» **Objective**:
Write out every entry precisely as given, leaving the pictures out.

(Dataset records)
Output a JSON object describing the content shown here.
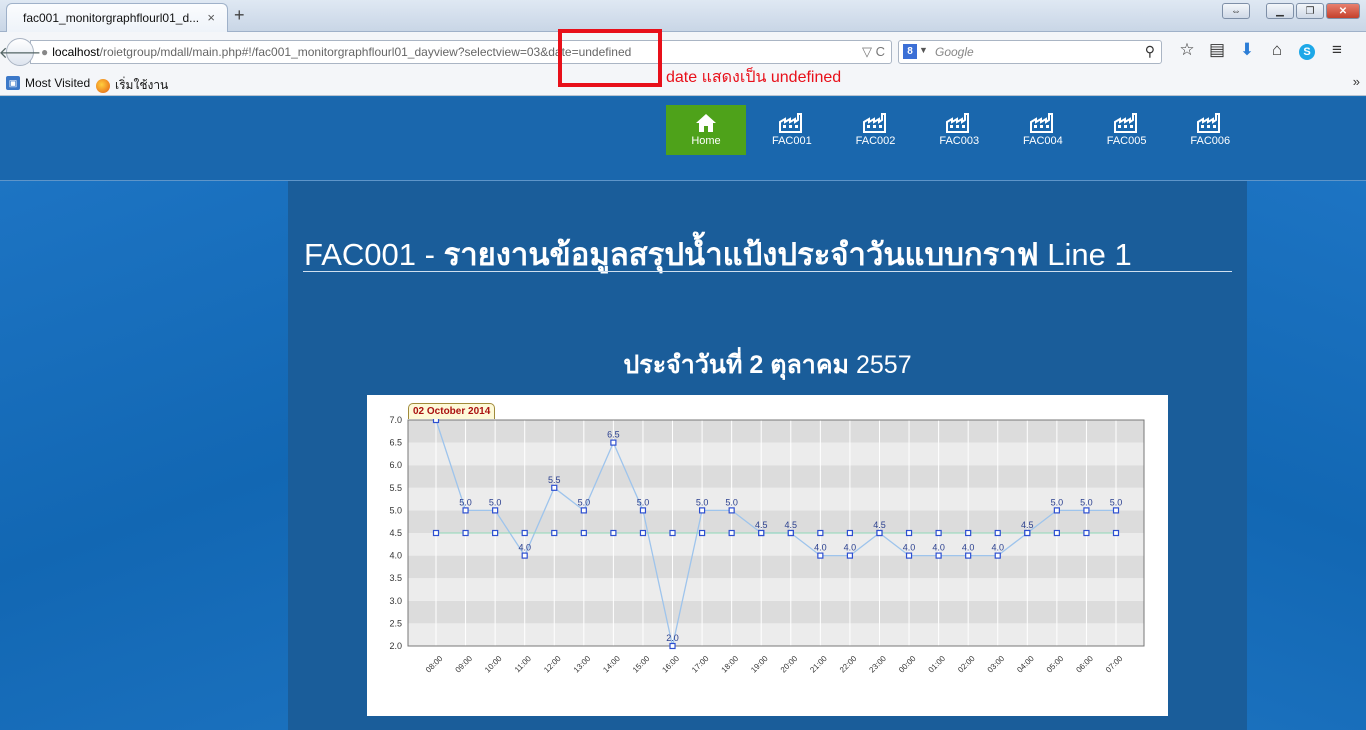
{
  "browser": {
    "tab_title": "fac001_monitorgraphflourl01_d...",
    "tab_close": "×",
    "new_tab": "+",
    "url_host": "localhost",
    "url_path": "/roietgroup/mdall/main.php#!/fac001_monitorgraphflourl01_dayview?selectview=03&date=undefined",
    "url_controls": "▽ C",
    "search_engine": "8",
    "search_placeholder": "Google",
    "bookmarks": [
      {
        "label": "Most Visited"
      },
      {
        "label": "เริ่มใช้งาน"
      }
    ],
    "bookmarks_more": "»"
  },
  "annotation": {
    "text": "date แสดงเป็น undefined",
    "color": "#e8101a"
  },
  "site_nav": {
    "items": [
      {
        "label": "Home",
        "icon": "home-icon",
        "active": true
      },
      {
        "label": "FAC001",
        "icon": "factory-icon"
      },
      {
        "label": "FAC002",
        "icon": "factory-icon"
      },
      {
        "label": "FAC003",
        "icon": "factory-icon"
      },
      {
        "label": "FAC004",
        "icon": "factory-icon"
      },
      {
        "label": "FAC005",
        "icon": "factory-icon"
      },
      {
        "label": "FAC006",
        "icon": "factory-icon"
      }
    ],
    "active_color": "#4ea21a"
  },
  "page": {
    "title_prefix": "FAC001 - ",
    "title_bold": "รายงานข้อมูลสรุปน้ำแป้งประจำวันแบบกราฟ",
    "title_suffix": " Line 1",
    "date_bold": "ประจำวันที่ 2 ตุลาคม",
    "date_year": " 2557"
  },
  "chart_data": {
    "type": "line",
    "title": "02 October 2014",
    "categories": [
      "08:00",
      "09:00",
      "10:00",
      "11:00",
      "12:00",
      "13:00",
      "14:00",
      "15:00",
      "16:00",
      "17:00",
      "18:00",
      "19:00",
      "20:00",
      "21:00",
      "22:00",
      "23:00",
      "00:00",
      "01:00",
      "02:00",
      "03:00",
      "04:00",
      "05:00",
      "06:00",
      "07:00"
    ],
    "series": [
      {
        "values": [
          7.0,
          5.0,
          5.0,
          4.0,
          5.5,
          5.0,
          6.5,
          5.0,
          2.0,
          5.0,
          5.0,
          4.5,
          4.5,
          4.0,
          4.0,
          4.5,
          4.0,
          4.0,
          4.0,
          4.0,
          4.5,
          5.0,
          5.0,
          5.0
        ],
        "color": "#9ec4ec"
      },
      {
        "values": [
          4.5,
          4.5,
          4.5,
          4.5,
          4.5,
          4.5,
          4.5,
          4.5,
          4.5,
          4.5,
          4.5,
          4.5,
          4.5,
          4.5,
          4.5,
          4.5,
          4.5,
          4.5,
          4.5,
          4.5,
          4.5,
          4.5,
          4.5,
          4.5
        ],
        "color": "#8fd9b8"
      }
    ],
    "data_labels": [
      "",
      "5.0",
      "5.0",
      "4.0",
      "5.5",
      "5.0",
      "6.5",
      "5.0",
      "2.0",
      "5.0",
      "5.0",
      "4.5",
      "4.5",
      "4.0",
      "4.0",
      "4.5",
      "4.0",
      "4.0",
      "4.0",
      "4.0",
      "4.5",
      "5.0",
      "5.0",
      "5.0"
    ],
    "ylim": [
      2.0,
      7.0
    ],
    "yticks": [
      "2.0",
      "2.5",
      "3.0",
      "3.5",
      "4.0",
      "4.5",
      "5.0",
      "5.5",
      "6.0",
      "6.5",
      "7.0"
    ],
    "grid": true
  }
}
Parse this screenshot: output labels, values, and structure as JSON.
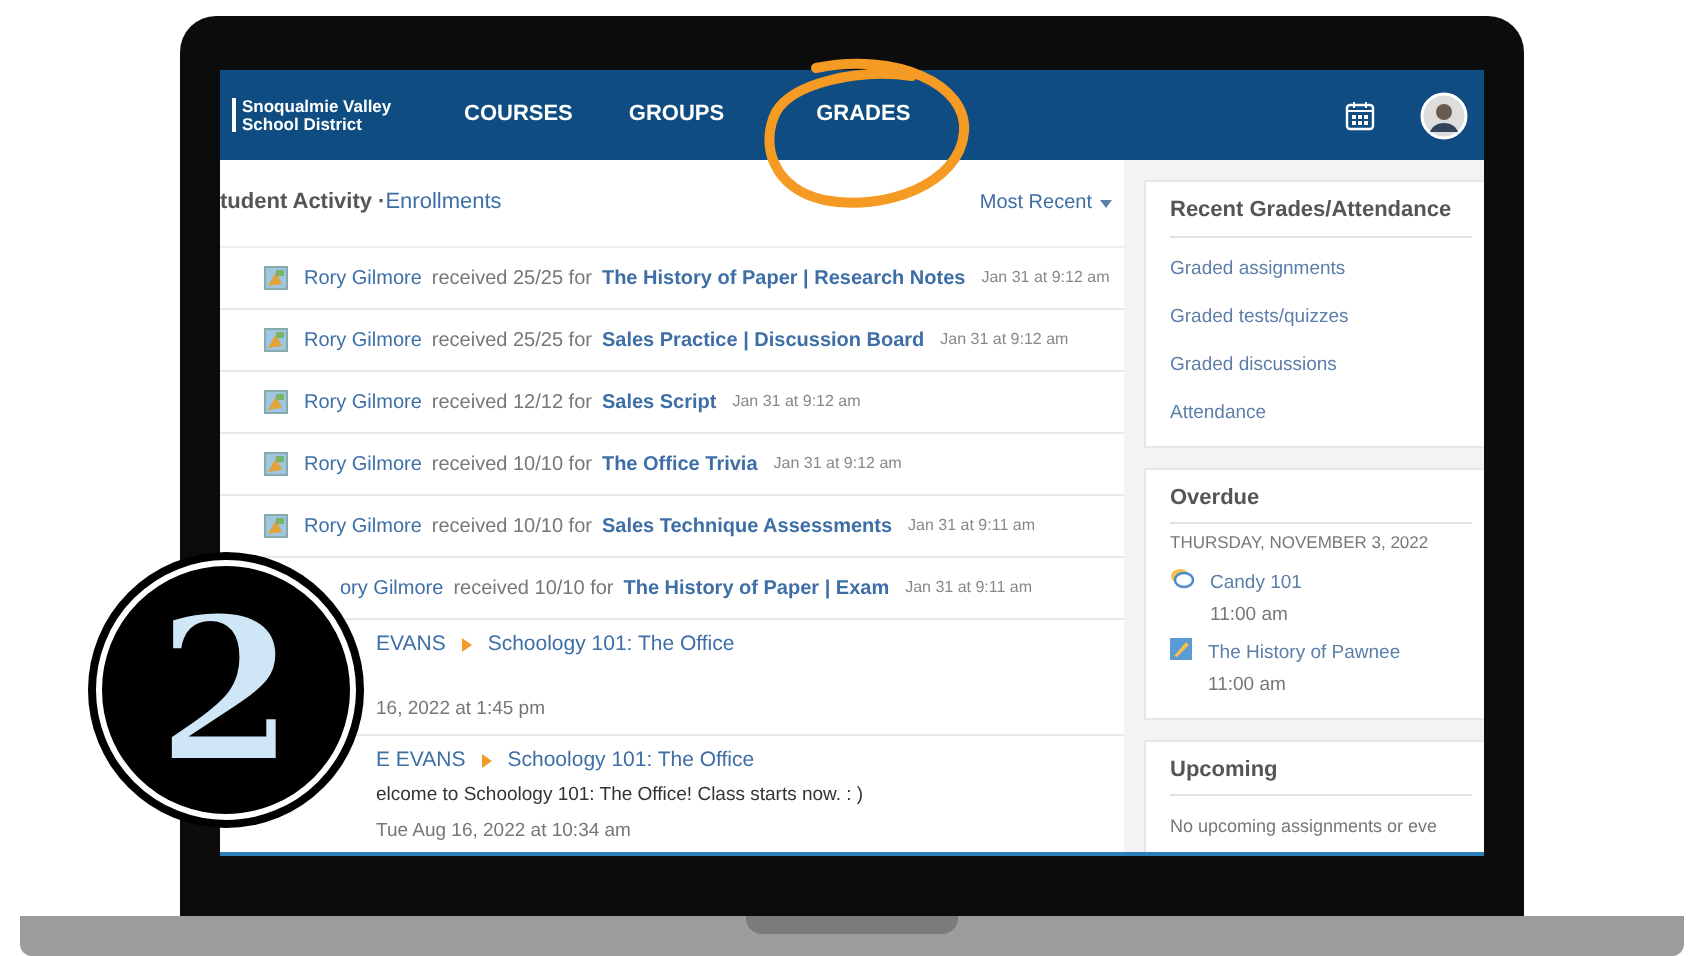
{
  "step_badge": "2",
  "navbar": {
    "logo_lines": [
      "Snoqualmie Valley",
      "School District"
    ],
    "items": [
      {
        "label": "COURSES"
      },
      {
        "label": "GROUPS"
      },
      {
        "label": "GRADES"
      }
    ]
  },
  "activity": {
    "title": "tudent Activity ·",
    "link": "Enrollments",
    "sort": "Most Recent",
    "rows": [
      {
        "kind": "grade",
        "icon": true,
        "student": "Rory Gilmore",
        "text": "received 25/25 for",
        "item": "The History of Paper | Research Notes",
        "time": "Jan 31 at 9:12 am"
      },
      {
        "kind": "grade",
        "icon": true,
        "student": "Rory Gilmore",
        "text": "received 25/25 for",
        "item": "Sales Practice | Discussion Board",
        "time": "Jan 31 at 9:12 am"
      },
      {
        "kind": "grade",
        "icon": true,
        "student": "Rory Gilmore",
        "text": "received 12/12 for",
        "item": "Sales Script",
        "time": "Jan 31 at 9:12 am"
      },
      {
        "kind": "grade",
        "icon": true,
        "student": "Rory Gilmore",
        "text": "received 10/10 for",
        "item": "The Office Trivia",
        "time": "Jan 31 at 9:12 am"
      },
      {
        "kind": "grade",
        "icon": true,
        "student": "Rory Gilmore",
        "text": "received 10/10 for",
        "item": "Sales Technique Assessments",
        "time": "Jan 31 at 9:11 am"
      },
      {
        "kind": "grade",
        "icon": false,
        "student": "ory Gilmore",
        "text": "received 10/10 for",
        "item": "The History of Paper | Exam",
        "time": "Jan 31 at 9:11 am"
      },
      {
        "kind": "post",
        "author": "EVANS",
        "course": "Schoology 101: The Office",
        "time": "16, 2022 at 1:45 pm"
      },
      {
        "kind": "post",
        "author": "E EVANS",
        "course": "Schoology 101: The Office",
        "message": "elcome to Schoology 101: The Office!  Class starts now. : )",
        "time": "Tue Aug 16, 2022 at 10:34 am"
      }
    ]
  },
  "sidebar": [
    {
      "kind": "links",
      "title": "Recent Grades/Attendance",
      "links": [
        "Graded assignments",
        "Graded tests/quizzes",
        "Graded discussions",
        "Attendance"
      ]
    },
    {
      "kind": "overdue",
      "title": "Overdue",
      "date": "THURSDAY, NOVEMBER 3, 2022",
      "items": [
        {
          "kind": "discussion",
          "title": "Candy 101",
          "time": "11:00 am"
        },
        {
          "kind": "assignment",
          "title": "The History of Pawnee",
          "time": "11:00 am"
        }
      ]
    },
    {
      "kind": "empty",
      "title": "Upcoming",
      "text": "No upcoming assignments or eve"
    }
  ]
}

» **Answer to the exercise**:
Output a JSON object describing the content shown here.
{
  "browser": {
    "tab_title": "fac001_monitorgraphflourl01_d...",
    "tab_close": "×",
    "new_tab": "+",
    "url_host": "localhost",
    "url_path": "/roietgroup/mdall/main.php#!/fac001_monitorgraphflourl01_dayview?selectview=03&date=undefined",
    "url_controls": "▽ C",
    "search_engine": "8",
    "search_placeholder": "Google",
    "bookmarks": [
      {
        "label": "Most Visited"
      },
      {
        "label": "เริ่มใช้งาน"
      }
    ],
    "bookmarks_more": "»"
  },
  "annotation": {
    "text": "date แสดงเป็น undefined",
    "color": "#e8101a"
  },
  "site_nav": {
    "items": [
      {
        "label": "Home",
        "icon": "home-icon",
        "active": true
      },
      {
        "label": "FAC001",
        "icon": "factory-icon"
      },
      {
        "label": "FAC002",
        "icon": "factory-icon"
      },
      {
        "label": "FAC003",
        "icon": "factory-icon"
      },
      {
        "label": "FAC004",
        "icon": "factory-icon"
      },
      {
        "label": "FAC005",
        "icon": "factory-icon"
      },
      {
        "label": "FAC006",
        "icon": "factory-icon"
      }
    ],
    "active_color": "#4ea21a"
  },
  "page": {
    "title_prefix": "FAC001 - ",
    "title_bold": "รายงานข้อมูลสรุปน้ำแป้งประจำวันแบบกราฟ",
    "title_suffix": " Line 1",
    "date_bold": "ประจำวันที่ 2 ตุลาคม",
    "date_year": " 2557"
  },
  "chart_data": {
    "type": "line",
    "title": "02 October 2014",
    "categories": [
      "08:00",
      "09:00",
      "10:00",
      "11:00",
      "12:00",
      "13:00",
      "14:00",
      "15:00",
      "16:00",
      "17:00",
      "18:00",
      "19:00",
      "20:00",
      "21:00",
      "22:00",
      "23:00",
      "00:00",
      "01:00",
      "02:00",
      "03:00",
      "04:00",
      "05:00",
      "06:00",
      "07:00"
    ],
    "series": [
      {
        "values": [
          7.0,
          5.0,
          5.0,
          4.0,
          5.5,
          5.0,
          6.5,
          5.0,
          2.0,
          5.0,
          5.0,
          4.5,
          4.5,
          4.0,
          4.0,
          4.5,
          4.0,
          4.0,
          4.0,
          4.0,
          4.5,
          5.0,
          5.0,
          5.0
        ],
        "color": "#9ec4ec"
      },
      {
        "values": [
          4.5,
          4.5,
          4.5,
          4.5,
          4.5,
          4.5,
          4.5,
          4.5,
          4.5,
          4.5,
          4.5,
          4.5,
          4.5,
          4.5,
          4.5,
          4.5,
          4.5,
          4.5,
          4.5,
          4.5,
          4.5,
          4.5,
          4.5,
          4.5
        ],
        "color": "#8fd9b8"
      }
    ],
    "data_labels": [
      "",
      "5.0",
      "5.0",
      "4.0",
      "5.5",
      "5.0",
      "6.5",
      "5.0",
      "2.0",
      "5.0",
      "5.0",
      "4.5",
      "4.5",
      "4.0",
      "4.0",
      "4.5",
      "4.0",
      "4.0",
      "4.0",
      "4.0",
      "4.5",
      "5.0",
      "5.0",
      "5.0"
    ],
    "ylim": [
      2.0,
      7.0
    ],
    "yticks": [
      "2.0",
      "2.5",
      "3.0",
      "3.5",
      "4.0",
      "4.5",
      "5.0",
      "5.5",
      "6.0",
      "6.5",
      "7.0"
    ],
    "grid": true
  }
}
Parse this screenshot: output labels, values, and structure as JSON.
{
  "step_badge": "2",
  "navbar": {
    "logo_lines": [
      "Snoqualmie Valley",
      "School District"
    ],
    "items": [
      {
        "label": "COURSES"
      },
      {
        "label": "GROUPS"
      },
      {
        "label": "GRADES"
      }
    ]
  },
  "activity": {
    "title": "tudent Activity ·",
    "link": "Enrollments",
    "sort": "Most Recent",
    "rows": [
      {
        "kind": "grade",
        "icon": true,
        "student": "Rory Gilmore",
        "text": "received 25/25 for",
        "item": "The History of Paper | Research Notes",
        "time": "Jan 31 at 9:12 am"
      },
      {
        "kind": "grade",
        "icon": true,
        "student": "Rory Gilmore",
        "text": "received 25/25 for",
        "item": "Sales Practice | Discussion Board",
        "time": "Jan 31 at 9:12 am"
      },
      {
        "kind": "grade",
        "icon": true,
        "student": "Rory Gilmore",
        "text": "received 12/12 for",
        "item": "Sales Script",
        "time": "Jan 31 at 9:12 am"
      },
      {
        "kind": "grade",
        "icon": true,
        "student": "Rory Gilmore",
        "text": "received 10/10 for",
        "item": "The Office Trivia",
        "time": "Jan 31 at 9:12 am"
      },
      {
        "kind": "grade",
        "icon": true,
        "student": "Rory Gilmore",
        "text": "received 10/10 for",
        "item": "Sales Technique Assessments",
        "time": "Jan 31 at 9:11 am"
      },
      {
        "kind": "grade",
        "icon": false,
        "student": "ory Gilmore",
        "text": "received 10/10 for",
        "item": "The History of Paper | Exam",
        "time": "Jan 31 at 9:11 am"
      },
      {
        "kind": "post",
        "author": "EVANS",
        "course": "Schoology 101: The Office",
        "time": "16, 2022 at 1:45 pm"
      },
      {
        "kind": "post",
        "author": "E EVANS",
        "course": "Schoology 101: The Office",
        "message": "elcome to Schoology 101: The Office!  Class starts now. : )",
        "time": "Tue Aug 16, 2022 at 10:34 am"
      }
    ]
  },
  "sidebar": [
    {
      "kind": "links",
      "title": "Recent Grades/Attendance",
      "links": [
        "Graded assignments",
        "Graded tests/quizzes",
        "Graded discussions",
        "Attendance"
      ]
    },
    {
      "kind": "overdue",
      "title": "Overdue",
      "date": "THURSDAY, NOVEMBER 3, 2022",
      "items": [
        {
          "kind": "discussion",
          "title": "Candy 101",
          "time": "11:00 am"
        },
        {
          "kind": "assignment",
          "title": "The History of Pawnee",
          "time": "11:00 am"
        }
      ]
    },
    {
      "kind": "empty",
      "title": "Upcoming",
      "text": "No upcoming assignments or eve"
    }
  ]
}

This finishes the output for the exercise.